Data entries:

○ ○ ○ ○ ○

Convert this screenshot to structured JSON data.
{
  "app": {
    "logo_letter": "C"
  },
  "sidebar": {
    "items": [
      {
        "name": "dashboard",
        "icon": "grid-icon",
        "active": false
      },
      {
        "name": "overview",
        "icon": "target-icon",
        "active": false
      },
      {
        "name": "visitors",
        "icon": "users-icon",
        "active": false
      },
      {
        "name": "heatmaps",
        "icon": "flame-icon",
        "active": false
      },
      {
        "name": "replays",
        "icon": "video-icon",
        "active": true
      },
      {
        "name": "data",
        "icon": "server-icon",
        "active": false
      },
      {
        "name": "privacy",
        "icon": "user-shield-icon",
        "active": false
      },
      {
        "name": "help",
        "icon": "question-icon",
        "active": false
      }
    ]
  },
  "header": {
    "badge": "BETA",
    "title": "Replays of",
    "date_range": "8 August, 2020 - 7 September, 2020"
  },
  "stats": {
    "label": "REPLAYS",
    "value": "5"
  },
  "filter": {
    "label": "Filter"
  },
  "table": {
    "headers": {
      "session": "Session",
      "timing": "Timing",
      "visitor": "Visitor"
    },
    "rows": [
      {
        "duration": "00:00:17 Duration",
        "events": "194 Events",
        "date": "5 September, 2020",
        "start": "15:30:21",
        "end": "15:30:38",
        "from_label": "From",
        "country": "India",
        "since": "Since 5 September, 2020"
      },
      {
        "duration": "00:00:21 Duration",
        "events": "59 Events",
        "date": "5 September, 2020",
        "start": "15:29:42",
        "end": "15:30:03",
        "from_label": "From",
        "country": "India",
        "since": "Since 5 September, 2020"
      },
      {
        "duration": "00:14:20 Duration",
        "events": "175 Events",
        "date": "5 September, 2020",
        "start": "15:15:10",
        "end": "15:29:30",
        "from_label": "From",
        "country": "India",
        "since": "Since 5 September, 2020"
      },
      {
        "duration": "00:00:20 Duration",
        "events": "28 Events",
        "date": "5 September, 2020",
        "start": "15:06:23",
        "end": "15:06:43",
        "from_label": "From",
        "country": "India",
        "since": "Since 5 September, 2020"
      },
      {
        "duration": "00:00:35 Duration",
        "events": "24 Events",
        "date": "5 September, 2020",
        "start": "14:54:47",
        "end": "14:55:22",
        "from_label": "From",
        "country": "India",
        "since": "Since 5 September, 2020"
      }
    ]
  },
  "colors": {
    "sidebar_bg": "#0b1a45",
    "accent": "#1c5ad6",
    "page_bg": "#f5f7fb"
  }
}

○ ○ ○ ○ ○

> **TASK OBJECTIVE**
Would you copy out each line exactly as written?

> **REPLY**
Convert this screenshot to structured JSON data.
{
  "app": {
    "logo_letter": "C"
  },
  "sidebar": {
    "items": [
      {
        "name": "dashboard",
        "icon": "grid-icon",
        "active": false
      },
      {
        "name": "overview",
        "icon": "target-icon",
        "active": false
      },
      {
        "name": "visitors",
        "icon": "users-icon",
        "active": false
      },
      {
        "name": "heatmaps",
        "icon": "flame-icon",
        "active": false
      },
      {
        "name": "replays",
        "icon": "video-icon",
        "active": true
      },
      {
        "name": "data",
        "icon": "server-icon",
        "active": false
      },
      {
        "name": "privacy",
        "icon": "user-shield-icon",
        "active": false
      },
      {
        "name": "help",
        "icon": "question-icon",
        "active": false
      }
    ]
  },
  "header": {
    "badge": "BETA",
    "title": "Replays of",
    "date_range": "8 August, 2020 - 7 September, 2020"
  },
  "stats": {
    "label": "REPLAYS",
    "value": "5"
  },
  "filter": {
    "label": "Filter"
  },
  "table": {
    "headers": {
      "session": "Session",
      "timing": "Timing",
      "visitor": "Visitor"
    },
    "rows": [
      {
        "duration": "00:00:17 Duration",
        "events": "194 Events",
        "date": "5 September, 2020",
        "start": "15:30:21",
        "end": "15:30:38",
        "from_label": "From",
        "country": "India",
        "since": "Since 5 September, 2020"
      },
      {
        "duration": "00:00:21 Duration",
        "events": "59 Events",
        "date": "5 September, 2020",
        "start": "15:29:42",
        "end": "15:30:03",
        "from_label": "From",
        "country": "India",
        "since": "Since 5 September, 2020"
      },
      {
        "duration": "00:14:20 Duration",
        "events": "175 Events",
        "date": "5 September, 2020",
        "start": "15:15:10",
        "end": "15:29:30",
        "from_label": "From",
        "country": "India",
        "since": "Since 5 September, 2020"
      },
      {
        "duration": "00:00:20 Duration",
        "events": "28 Events",
        "date": "5 September, 2020",
        "start": "15:06:23",
        "end": "15:06:43",
        "from_label": "From",
        "country": "India",
        "since": "Since 5 September, 2020"
      },
      {
        "duration": "00:00:35 Duration",
        "events": "24 Events",
        "date": "5 September, 2020",
        "start": "14:54:47",
        "end": "14:55:22",
        "from_label": "From",
        "country": "India",
        "since": "Since 5 September, 2020"
      }
    ]
  },
  "colors": {
    "sidebar_bg": "#0b1a45",
    "accent": "#1c5ad6",
    "page_bg": "#f5f7fb"
  }
}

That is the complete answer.